_GIVEN TASK_
Locate every line below that contains the word "наследственного" and copy it.

_EXERCISE MATERIAL_
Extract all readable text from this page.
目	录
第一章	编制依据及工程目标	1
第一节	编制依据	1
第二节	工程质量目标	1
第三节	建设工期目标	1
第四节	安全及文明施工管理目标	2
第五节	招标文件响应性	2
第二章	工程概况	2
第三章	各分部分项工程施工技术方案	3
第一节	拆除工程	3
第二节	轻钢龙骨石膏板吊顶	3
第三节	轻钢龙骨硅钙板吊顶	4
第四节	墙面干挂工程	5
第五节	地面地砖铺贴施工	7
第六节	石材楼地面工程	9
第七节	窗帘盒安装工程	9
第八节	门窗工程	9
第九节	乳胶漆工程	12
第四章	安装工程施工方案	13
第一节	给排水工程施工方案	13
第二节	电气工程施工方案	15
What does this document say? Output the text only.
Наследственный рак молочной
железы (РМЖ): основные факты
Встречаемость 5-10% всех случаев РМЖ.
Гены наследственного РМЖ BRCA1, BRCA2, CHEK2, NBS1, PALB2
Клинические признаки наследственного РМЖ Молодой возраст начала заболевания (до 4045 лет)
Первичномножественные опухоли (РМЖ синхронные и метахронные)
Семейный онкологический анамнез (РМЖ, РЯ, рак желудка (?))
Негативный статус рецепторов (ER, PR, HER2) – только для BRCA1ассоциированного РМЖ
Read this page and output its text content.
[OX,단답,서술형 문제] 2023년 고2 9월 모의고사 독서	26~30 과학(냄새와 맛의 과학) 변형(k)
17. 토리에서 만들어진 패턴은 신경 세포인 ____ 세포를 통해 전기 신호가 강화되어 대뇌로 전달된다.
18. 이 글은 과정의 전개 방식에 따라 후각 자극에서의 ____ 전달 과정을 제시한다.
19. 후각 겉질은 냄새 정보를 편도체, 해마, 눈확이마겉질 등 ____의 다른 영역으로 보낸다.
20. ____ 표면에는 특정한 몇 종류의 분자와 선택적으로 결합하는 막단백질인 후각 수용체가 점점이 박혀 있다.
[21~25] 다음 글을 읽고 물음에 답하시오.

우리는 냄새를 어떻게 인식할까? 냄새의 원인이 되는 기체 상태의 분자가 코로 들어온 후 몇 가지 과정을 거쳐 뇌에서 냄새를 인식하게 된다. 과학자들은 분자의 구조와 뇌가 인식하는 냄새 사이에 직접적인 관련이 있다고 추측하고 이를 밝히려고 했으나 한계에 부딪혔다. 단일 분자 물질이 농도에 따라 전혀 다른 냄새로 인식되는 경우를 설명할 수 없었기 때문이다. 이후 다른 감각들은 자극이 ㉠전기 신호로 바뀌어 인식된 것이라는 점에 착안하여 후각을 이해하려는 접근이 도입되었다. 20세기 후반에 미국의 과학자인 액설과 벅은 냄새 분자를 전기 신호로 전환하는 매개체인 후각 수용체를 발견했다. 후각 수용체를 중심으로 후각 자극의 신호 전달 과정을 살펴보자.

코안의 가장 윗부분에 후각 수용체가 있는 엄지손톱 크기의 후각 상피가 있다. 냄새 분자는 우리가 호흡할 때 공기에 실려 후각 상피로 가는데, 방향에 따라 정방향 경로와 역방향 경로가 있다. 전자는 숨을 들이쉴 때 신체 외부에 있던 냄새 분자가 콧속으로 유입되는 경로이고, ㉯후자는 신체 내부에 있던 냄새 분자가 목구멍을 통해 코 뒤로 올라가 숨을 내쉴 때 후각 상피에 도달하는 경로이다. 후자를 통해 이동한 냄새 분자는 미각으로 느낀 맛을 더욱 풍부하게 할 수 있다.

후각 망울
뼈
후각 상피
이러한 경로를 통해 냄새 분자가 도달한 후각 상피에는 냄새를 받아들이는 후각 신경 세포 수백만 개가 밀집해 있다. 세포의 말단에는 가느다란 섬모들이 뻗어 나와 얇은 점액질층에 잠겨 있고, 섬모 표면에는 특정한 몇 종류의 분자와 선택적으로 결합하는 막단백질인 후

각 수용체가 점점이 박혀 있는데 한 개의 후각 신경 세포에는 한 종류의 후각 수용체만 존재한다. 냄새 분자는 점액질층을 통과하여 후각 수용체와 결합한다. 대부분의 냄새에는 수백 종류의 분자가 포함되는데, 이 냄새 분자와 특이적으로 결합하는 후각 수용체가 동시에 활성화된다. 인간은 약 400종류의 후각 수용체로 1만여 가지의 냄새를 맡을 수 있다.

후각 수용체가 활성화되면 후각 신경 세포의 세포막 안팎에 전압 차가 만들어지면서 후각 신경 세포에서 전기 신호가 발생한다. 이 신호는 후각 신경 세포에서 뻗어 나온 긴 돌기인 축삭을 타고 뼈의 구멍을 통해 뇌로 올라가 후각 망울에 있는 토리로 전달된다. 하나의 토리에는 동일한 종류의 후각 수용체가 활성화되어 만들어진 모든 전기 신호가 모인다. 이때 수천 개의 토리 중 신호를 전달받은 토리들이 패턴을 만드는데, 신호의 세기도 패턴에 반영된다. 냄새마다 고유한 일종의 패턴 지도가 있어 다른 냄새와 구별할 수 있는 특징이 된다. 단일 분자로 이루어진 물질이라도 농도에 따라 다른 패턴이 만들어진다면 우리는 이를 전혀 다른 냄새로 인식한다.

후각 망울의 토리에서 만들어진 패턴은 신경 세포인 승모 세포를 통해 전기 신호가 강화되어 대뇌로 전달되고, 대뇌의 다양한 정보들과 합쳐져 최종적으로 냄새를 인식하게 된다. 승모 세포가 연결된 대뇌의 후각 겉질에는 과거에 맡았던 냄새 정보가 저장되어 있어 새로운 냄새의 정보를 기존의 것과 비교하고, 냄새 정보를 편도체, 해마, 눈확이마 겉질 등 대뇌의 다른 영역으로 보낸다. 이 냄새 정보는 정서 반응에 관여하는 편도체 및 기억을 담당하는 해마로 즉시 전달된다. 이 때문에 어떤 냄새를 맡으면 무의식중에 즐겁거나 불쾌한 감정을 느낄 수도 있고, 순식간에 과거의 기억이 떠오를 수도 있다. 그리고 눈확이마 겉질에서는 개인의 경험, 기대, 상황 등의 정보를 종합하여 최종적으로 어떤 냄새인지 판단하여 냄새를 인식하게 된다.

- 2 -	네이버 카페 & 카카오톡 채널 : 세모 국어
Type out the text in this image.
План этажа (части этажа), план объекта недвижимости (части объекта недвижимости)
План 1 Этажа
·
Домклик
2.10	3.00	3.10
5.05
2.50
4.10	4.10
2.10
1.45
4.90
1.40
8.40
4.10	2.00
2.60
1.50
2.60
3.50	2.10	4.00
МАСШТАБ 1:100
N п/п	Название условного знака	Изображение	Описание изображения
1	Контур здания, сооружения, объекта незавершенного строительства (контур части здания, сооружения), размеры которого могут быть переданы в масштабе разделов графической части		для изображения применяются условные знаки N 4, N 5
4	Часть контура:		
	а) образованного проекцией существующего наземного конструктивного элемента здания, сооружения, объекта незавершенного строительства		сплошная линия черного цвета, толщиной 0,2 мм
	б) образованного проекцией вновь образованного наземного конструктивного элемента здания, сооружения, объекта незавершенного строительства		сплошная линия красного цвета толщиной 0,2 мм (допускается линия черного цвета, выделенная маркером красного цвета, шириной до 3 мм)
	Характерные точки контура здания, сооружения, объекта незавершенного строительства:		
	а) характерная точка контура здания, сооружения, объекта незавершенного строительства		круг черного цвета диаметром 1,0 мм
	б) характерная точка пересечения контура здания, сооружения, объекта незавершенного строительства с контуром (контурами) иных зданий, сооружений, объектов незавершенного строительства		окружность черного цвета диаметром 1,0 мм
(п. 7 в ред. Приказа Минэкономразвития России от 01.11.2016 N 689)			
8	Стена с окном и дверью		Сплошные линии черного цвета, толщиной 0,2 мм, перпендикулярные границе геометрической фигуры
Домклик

_WRITTEN REPLY_
Гены наследственного РМЖ BRCA1, BRCA2, CHEK2, NBS1, PALB2
Клинические признаки наследственного РМЖ Молодой возраст начала заболевания (до 4045 лет)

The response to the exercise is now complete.